[Stored entries]
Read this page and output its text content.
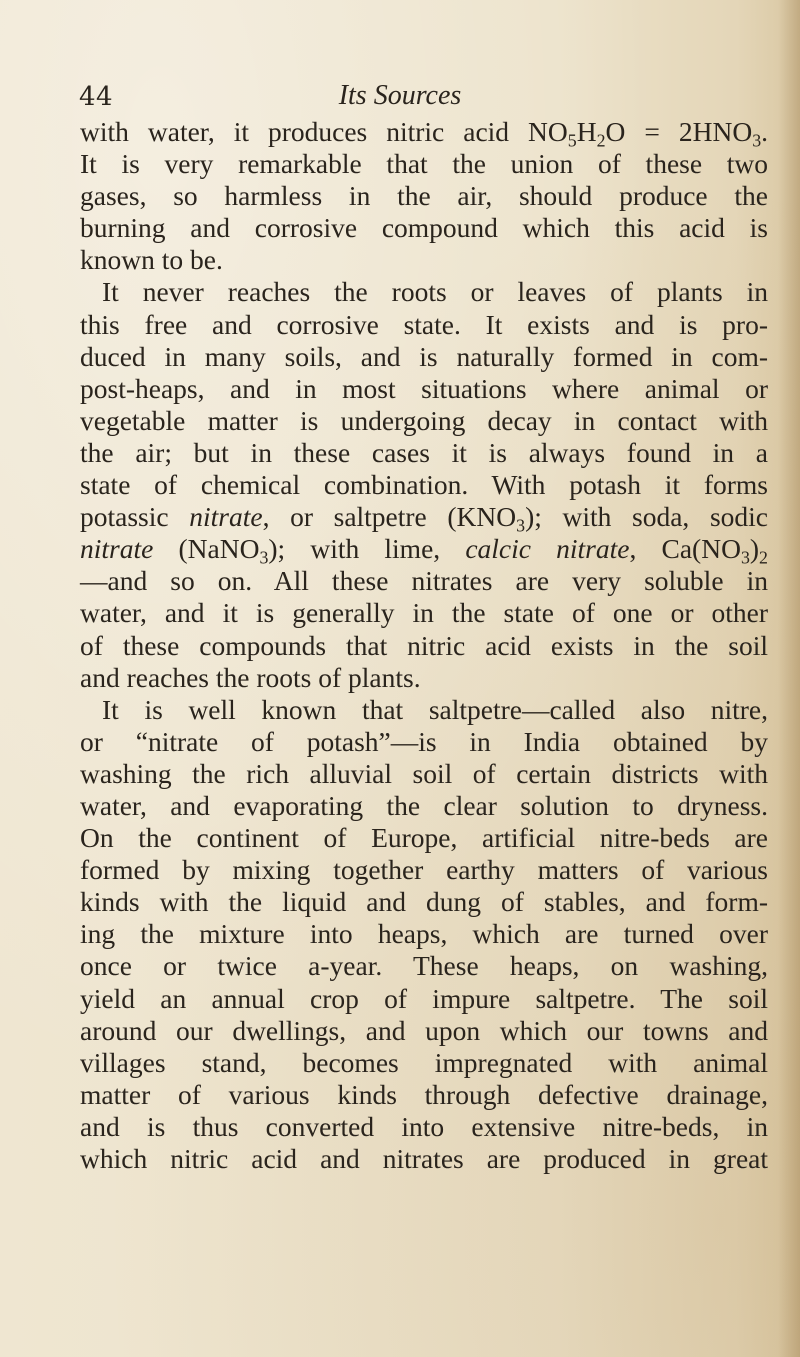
44	Its Sources
with water, it produces nitric acid $NO_5H_2O = 2HNO_3$.
It is very remarkable that the union of these two
gases, so harmless in the air, should produce the
burning and corrosive compound which this acid is
known to be.
It never reaches the roots or leaves of plants in
this free and corrosive state. It exists and is pro-
duced in many soils, and is naturally formed in com-
post-heaps, and in most situations where animal or
vegetable matter is undergoing decay in contact with
the air; but in these cases it is always found in a
state of chemical combination. With potash it forms
potassic nitrate, or saltpetre $(KNO_3)$; with soda, sodic
nitrate (NaNO$_3$); with lime, calcic nitrate, $Ca(NO_3)_2$
—and so on. All these nitrates are very soluble in
water, and it is generally in the state of one or other
of these compounds that nitric acid exists in the soil
and reaches the roots of plants.
It is well known that saltpetre—called also nitre,
or “nitrate of potash”—is in India obtained by
washing the rich alluvial soil of certain districts with
water, and evaporating the clear solution to dryness.
On the continent of Europe, artificial nitre-beds are
formed by mixing together earthy matters of various
kinds with the liquid and dung of stables, and form-
ing the mixture into heaps, which are turned over
once or twice a-year. These heaps, on washing,
yield an annual crop of impure saltpetre. The soil
around our dwellings, and upon which our towns and
villages stand, becomes impregnated with animal
matter of various kinds through defective drainage,
and is thus converted into extensive nitre-beds, in
which nitric acid and nitrates are produced in great
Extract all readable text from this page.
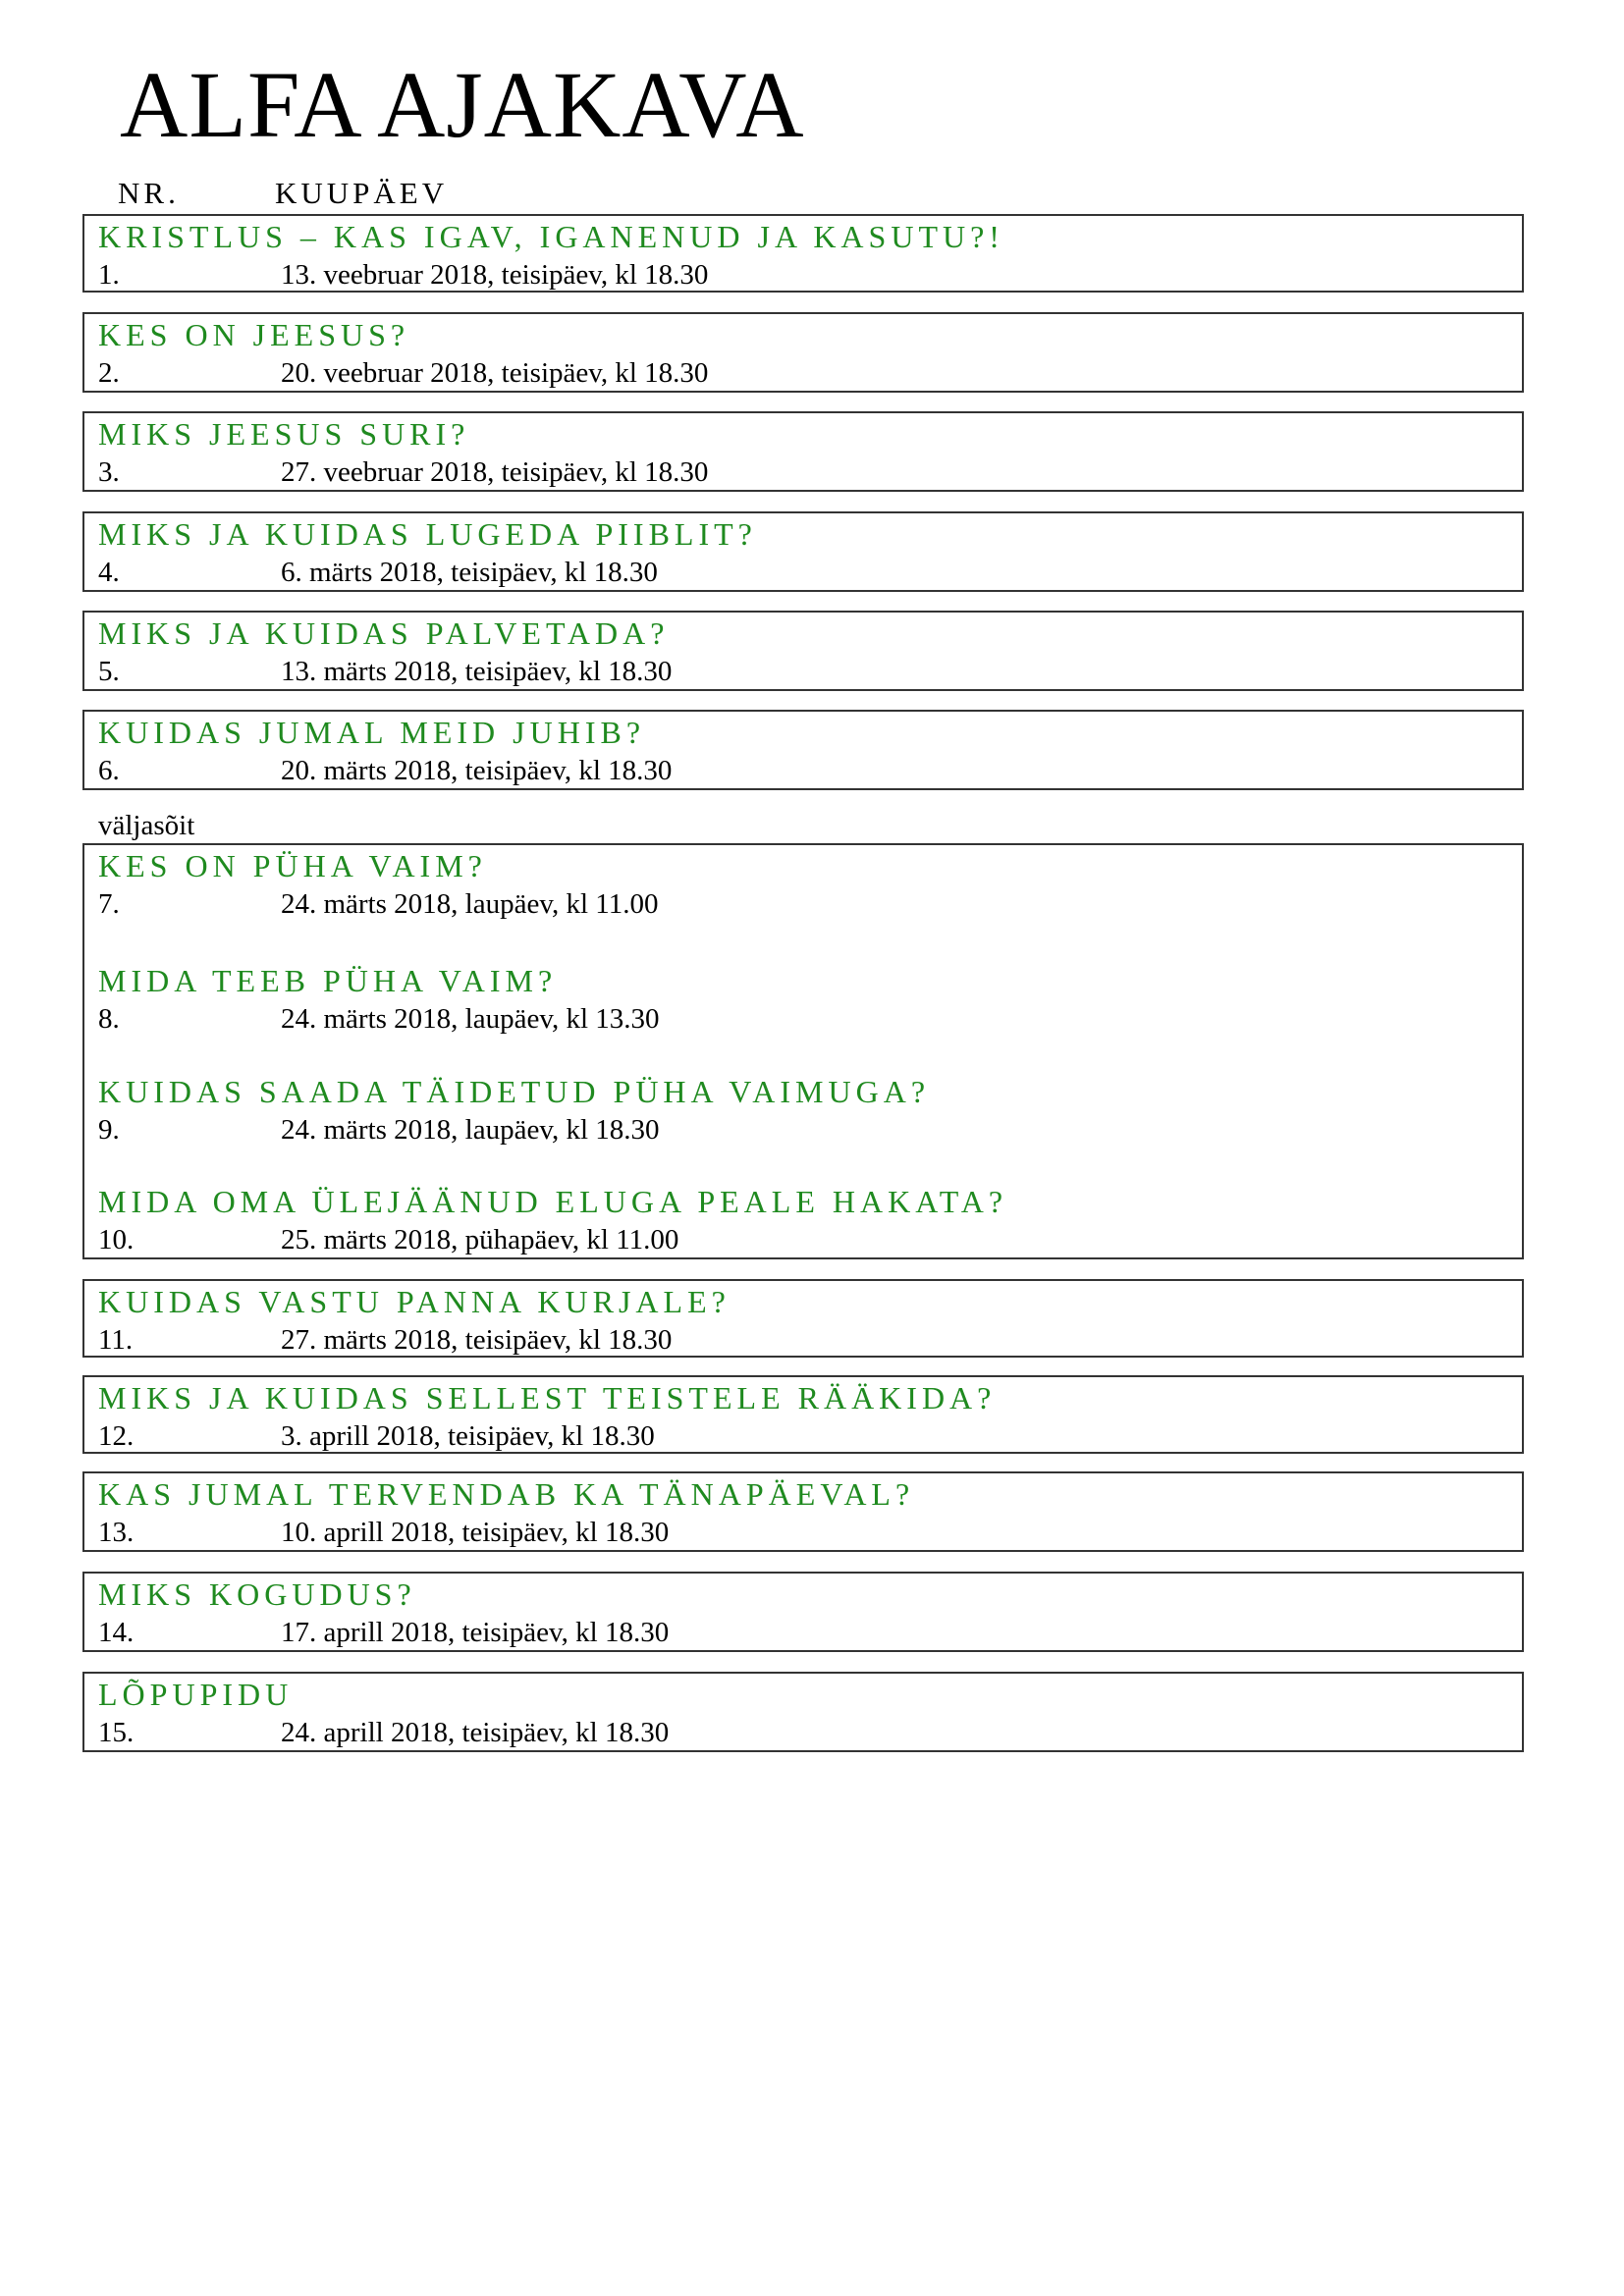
ALFA AJAKAVA
NR.	KUUPÄEV
KRISTLUS – KAS IGAV, IGANENUD JA KASUTU?!
1.	13. veebruar 2018, teisipäev, kl 18.30
KES ON JEESUS?
2.	20. veebruar 2018, teisipäev, kl 18.30
MIKS JEESUS SURI?
3.	27. veebruar 2018, teisipäev, kl 18.30
MIKS JA KUIDAS LUGEDA PIIBLIT?
4.	6. märts 2018, teisipäev, kl 18.30
MIKS JA KUIDAS PALVETADA?
5.	13. märts 2018, teisipäev, kl 18.30
KUIDAS JUMAL MEID JUHIB?
6.	20. märts 2018, teisipäev, kl 18.30
väljasõit
KES ON PÜHA VAIM?
7.	24. märts 2018, laupäev, kl 11.00
MIDA TEEB PÜHA VAIM?
8.	24. märts 2018, laupäev, kl 13.30
KUIDAS SAADA TÄIDETUD PÜHA VAIMUGA?
9.	24. märts 2018, laupäev, kl 18.30
MIDA OMA ÜLEJÄÄNUD ELUGA PEALE HAKATA?
10.	25. märts 2018, pühapäev, kl 11.00
KUIDAS VASTU PANNA KURJALE?
11.	27. märts 2018, teisipäev, kl 18.30
MIKS JA KUIDAS SELLEST TEISTELE RÄÄKIDA?
12.	3. aprill 2018, teisipäev, kl 18.30
KAS JUMAL TERVENDAB KA TÄNAPÄEVAL?
13.	10. aprill 2018, teisipäev, kl 18.30
MIKS KOGUDUS?
14.	17. aprill 2018, teisipäev, kl 18.30
LÕPUPIDU
15.	24. aprill 2018, teisipäev, kl 18.30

* Given instruction *
Are you able to set down all the lines above exactly, without any pictures?

* Task result *
Read this page and output its text content.
44	Its Sources
with water, it produces nitric acid $NO_5H_2O = 2HNO_3$.
It is very remarkable that the union of these two
gases, so harmless in the air, should produce the
burning and corrosive compound which this acid is
known to be.
It never reaches the roots or leaves of plants in
this free and corrosive state. It exists and is pro-
duced in many soils, and is naturally formed in com-
post-heaps, and in most situations where animal or
vegetable matter is undergoing decay in contact with
the air; but in these cases it is always found in a
state of chemical combination. With potash it forms
potassic nitrate, or saltpetre $(KNO_3)$; with soda, sodic
nitrate (NaNO$_3$); with lime, calcic nitrate, $Ca(NO_3)_2$
—and so on. All these nitrates are very soluble in
water, and it is generally in the state of one or other
of these compounds that nitric acid exists in the soil
and reaches the roots of plants.
It is well known that saltpetre—called also nitre,
or “nitrate of potash”—is in India obtained by
washing the rich alluvial soil of certain districts with
water, and evaporating the clear solution to dryness.
On the continent of Europe, artificial nitre-beds are
formed by mixing together earthy matters of various
kinds with the liquid and dung of stables, and form-
ing the mixture into heaps, which are turned over
once or twice a-year. These heaps, on washing,
yield an annual crop of impure saltpetre. The soil
around our dwellings, and upon which our towns and
villages stand, becomes impregnated with animal
matter of various kinds through defective drainage,
and is thus converted into extensive nitre-beds, in
which nitric acid and nitrates are produced in great
Extract all readable text from this page.
ALFA AJAKAVA
NR.	KUUPÄEV
KRISTLUS – KAS IGAV, IGANENUD JA KASUTU?!
1.	13. veebruar 2018, teisipäev, kl 18.30
KES ON JEESUS?
2.	20. veebruar 2018, teisipäev, kl 18.30
MIKS JEESUS SURI?
3.	27. veebruar 2018, teisipäev, kl 18.30
MIKS JA KUIDAS LUGEDA PIIBLIT?
4.	6. märts 2018, teisipäev, kl 18.30
MIKS JA KUIDAS PALVETADA?
5.	13. märts 2018, teisipäev, kl 18.30
KUIDAS JUMAL MEID JUHIB?
6.	20. märts 2018, teisipäev, kl 18.30
väljasõit
KES ON PÜHA VAIM?
7.	24. märts 2018, laupäev, kl 11.00
MIDA TEEB PÜHA VAIM?
8.	24. märts 2018, laupäev, kl 13.30
KUIDAS SAADA TÄIDETUD PÜHA VAIMUGA?
9.	24. märts 2018, laupäev, kl 18.30
MIDA OMA ÜLEJÄÄNUD ELUGA PEALE HAKATA?
10.	25. märts 2018, pühapäev, kl 11.00
KUIDAS VASTU PANNA KURJALE?
11.	27. märts 2018, teisipäev, kl 18.30
MIKS JA KUIDAS SELLEST TEISTELE RÄÄKIDA?
12.	3. aprill 2018, teisipäev, kl 18.30
KAS JUMAL TERVENDAB KA TÄNAPÄEVAL?
13.	10. aprill 2018, teisipäev, kl 18.30
MIKS KOGUDUS?
14.	17. aprill 2018, teisipäev, kl 18.30
LÕPUPIDU
15.	24. aprill 2018, teisipäev, kl 18.30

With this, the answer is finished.